The exercise:
Set down all of the data exactly as it appears.

Extracted data:

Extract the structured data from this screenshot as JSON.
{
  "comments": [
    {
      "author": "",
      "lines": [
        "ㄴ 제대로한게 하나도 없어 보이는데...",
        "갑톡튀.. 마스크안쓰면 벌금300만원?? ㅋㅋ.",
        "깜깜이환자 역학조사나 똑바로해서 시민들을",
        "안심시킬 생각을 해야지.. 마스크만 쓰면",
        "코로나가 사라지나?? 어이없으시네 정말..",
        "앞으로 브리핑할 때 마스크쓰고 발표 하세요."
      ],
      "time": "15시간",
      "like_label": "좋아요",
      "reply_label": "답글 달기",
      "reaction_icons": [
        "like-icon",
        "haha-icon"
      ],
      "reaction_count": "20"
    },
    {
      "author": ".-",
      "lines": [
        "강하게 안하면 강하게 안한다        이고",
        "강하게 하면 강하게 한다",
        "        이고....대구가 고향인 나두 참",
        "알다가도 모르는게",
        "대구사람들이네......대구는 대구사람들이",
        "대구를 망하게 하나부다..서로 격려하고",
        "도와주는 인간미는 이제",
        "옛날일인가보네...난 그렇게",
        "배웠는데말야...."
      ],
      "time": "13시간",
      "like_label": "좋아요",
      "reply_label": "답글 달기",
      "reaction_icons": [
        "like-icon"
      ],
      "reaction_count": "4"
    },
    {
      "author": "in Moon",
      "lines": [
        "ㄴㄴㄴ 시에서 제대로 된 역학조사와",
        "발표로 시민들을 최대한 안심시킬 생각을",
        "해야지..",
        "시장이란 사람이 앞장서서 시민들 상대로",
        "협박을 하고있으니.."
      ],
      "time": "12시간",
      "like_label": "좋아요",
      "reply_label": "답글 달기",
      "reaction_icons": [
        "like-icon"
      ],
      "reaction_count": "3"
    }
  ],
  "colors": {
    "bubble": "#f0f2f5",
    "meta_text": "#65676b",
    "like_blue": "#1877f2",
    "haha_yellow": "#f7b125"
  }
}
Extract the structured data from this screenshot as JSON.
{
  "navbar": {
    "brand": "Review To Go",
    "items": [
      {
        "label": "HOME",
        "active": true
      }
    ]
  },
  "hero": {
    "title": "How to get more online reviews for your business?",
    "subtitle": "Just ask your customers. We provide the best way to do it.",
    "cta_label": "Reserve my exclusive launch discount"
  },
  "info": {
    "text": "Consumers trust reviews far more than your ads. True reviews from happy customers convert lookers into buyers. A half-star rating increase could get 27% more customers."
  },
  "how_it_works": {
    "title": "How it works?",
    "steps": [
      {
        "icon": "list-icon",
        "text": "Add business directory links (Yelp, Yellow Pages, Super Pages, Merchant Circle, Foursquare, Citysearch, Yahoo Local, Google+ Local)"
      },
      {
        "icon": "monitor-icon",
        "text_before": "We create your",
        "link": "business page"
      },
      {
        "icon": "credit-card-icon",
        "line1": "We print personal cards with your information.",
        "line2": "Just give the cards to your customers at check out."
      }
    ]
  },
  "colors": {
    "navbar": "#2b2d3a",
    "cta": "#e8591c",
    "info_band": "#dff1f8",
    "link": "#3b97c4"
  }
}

Exercise answer:
Extract the structured data from this screenshot as JSON.
{
  "comments": [
    {
      "author": "",
      "lines": [
        "ㄴ 제대로한게 하나도 없어 보이는데...",
        "갑톡튀.. 마스크안쓰면 벌금300만원?? ㅋㅋ.",
        "깜깜이환자 역학조사나 똑바로해서 시민들을",
        "안심시킬 생각을 해야지.. 마스크만 쓰면",
        "코로나가 사라지나?? 어이없으시네 정말..",
        "앞으로 브리핑할 때 마스크쓰고 발표 하세요."
      ],
      "time": "15시간",
      "like_label": "좋아요",
      "reply_label": "답글 달기",
      "reaction_icons": [
        "like-icon",
        "haha-icon"
      ],
      "reaction_count": "20"
    },
    {
      "author": ".-",
      "lines": [
        "강하게 안하면 강하게 안한다        이고",
        "강하게 하면 강하게 한다",
        "        이고....대구가 고향인 나두 참",
        "알다가도 모르는게",
        "대구사람들이네......대구는 대구사람들이",
        "대구를 망하게 하나부다..서로 격려하고",
        "도와주는 인간미는 이제",
        "옛날일인가보네...난 그렇게",
        "배웠는데말야...."
      ],
      "time": "13시간",
      "like_label": "좋아요",
      "reply_label": "답글 달기",
      "reaction_icons": [
        "like-icon"
      ],
      "reaction_count": "4"
    },
    {
      "author": "in Moon",
      "lines": [
        "ㄴㄴㄴ 시에서 제대로 된 역학조사와",
        "발표로 시민들을 최대한 안심시킬 생각을",
        "해야지..",
        "시장이란 사람이 앞장서서 시민들 상대로",
        "협박을 하고있으니.."
      ],
      "time": "12시간",
      "like_label": "좋아요",
      "reply_label": "답글 달기",
      "reaction_icons": [
        "like-icon"
      ],
      "reaction_count": "3"
    }
  ],
  "colors": {
    "bubble": "#f0f2f5",
    "meta_text": "#65676b",
    "like_blue": "#1877f2",
    "haha_yellow": "#f7b125"
  }
}
Extract the structured data from this screenshot as JSON.
{
  "navbar": {
    "brand": "Review To Go",
    "items": [
      {
        "label": "HOME",
        "active": true
      }
    ]
  },
  "hero": {
    "title": "How to get more online reviews for your business?",
    "subtitle": "Just ask your customers. We provide the best way to do it.",
    "cta_label": "Reserve my exclusive launch discount"
  },
  "info": {
    "text": "Consumers trust reviews far more than your ads. True reviews from happy customers convert lookers into buyers. A half-star rating increase could get 27% more customers."
  },
  "how_it_works": {
    "title": "How it works?",
    "steps": [
      {
        "icon": "list-icon",
        "text": "Add business directory links (Yelp, Yellow Pages, Super Pages, Merchant Circle, Foursquare, Citysearch, Yahoo Local, Google+ Local)"
      },
      {
        "icon": "monitor-icon",
        "text_before": "We create your",
        "link": "business page"
      },
      {
        "icon": "credit-card-icon",
        "line1": "We print personal cards with your information.",
        "line2": "Just give the cards to your customers at check out."
      }
    ]
  },
  "colors": {
    "navbar": "#2b2d3a",
    "cta": "#e8591c",
    "info_band": "#dff1f8",
    "link": "#3b97c4"
  }
}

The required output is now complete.